YOUR TASK
In the listing that follows, count the lines holding the word "ومئتين" and report only that number.

DATA EXCERPTS

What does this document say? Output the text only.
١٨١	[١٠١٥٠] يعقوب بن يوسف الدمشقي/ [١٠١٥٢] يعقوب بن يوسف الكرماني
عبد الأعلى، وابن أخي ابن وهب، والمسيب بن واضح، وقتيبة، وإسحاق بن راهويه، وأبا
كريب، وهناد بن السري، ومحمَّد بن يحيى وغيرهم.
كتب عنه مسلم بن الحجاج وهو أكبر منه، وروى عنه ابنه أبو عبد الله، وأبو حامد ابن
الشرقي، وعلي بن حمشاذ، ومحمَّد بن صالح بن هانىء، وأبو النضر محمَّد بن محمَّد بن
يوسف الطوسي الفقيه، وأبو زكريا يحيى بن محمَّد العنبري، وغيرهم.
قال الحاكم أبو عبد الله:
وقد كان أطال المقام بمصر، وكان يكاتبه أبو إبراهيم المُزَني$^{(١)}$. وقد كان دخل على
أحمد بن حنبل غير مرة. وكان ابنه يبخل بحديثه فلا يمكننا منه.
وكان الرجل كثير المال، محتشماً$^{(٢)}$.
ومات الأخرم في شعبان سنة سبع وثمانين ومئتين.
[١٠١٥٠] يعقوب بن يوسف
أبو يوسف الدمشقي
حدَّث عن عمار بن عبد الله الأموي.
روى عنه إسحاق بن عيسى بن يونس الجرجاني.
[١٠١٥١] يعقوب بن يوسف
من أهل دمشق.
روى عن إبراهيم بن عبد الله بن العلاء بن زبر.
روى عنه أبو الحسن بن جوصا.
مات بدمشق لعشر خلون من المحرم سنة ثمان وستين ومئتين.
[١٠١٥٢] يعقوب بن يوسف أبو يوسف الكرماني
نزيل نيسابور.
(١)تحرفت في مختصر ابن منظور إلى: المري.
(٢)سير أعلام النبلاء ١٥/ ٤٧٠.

FINISHED ANSWER
2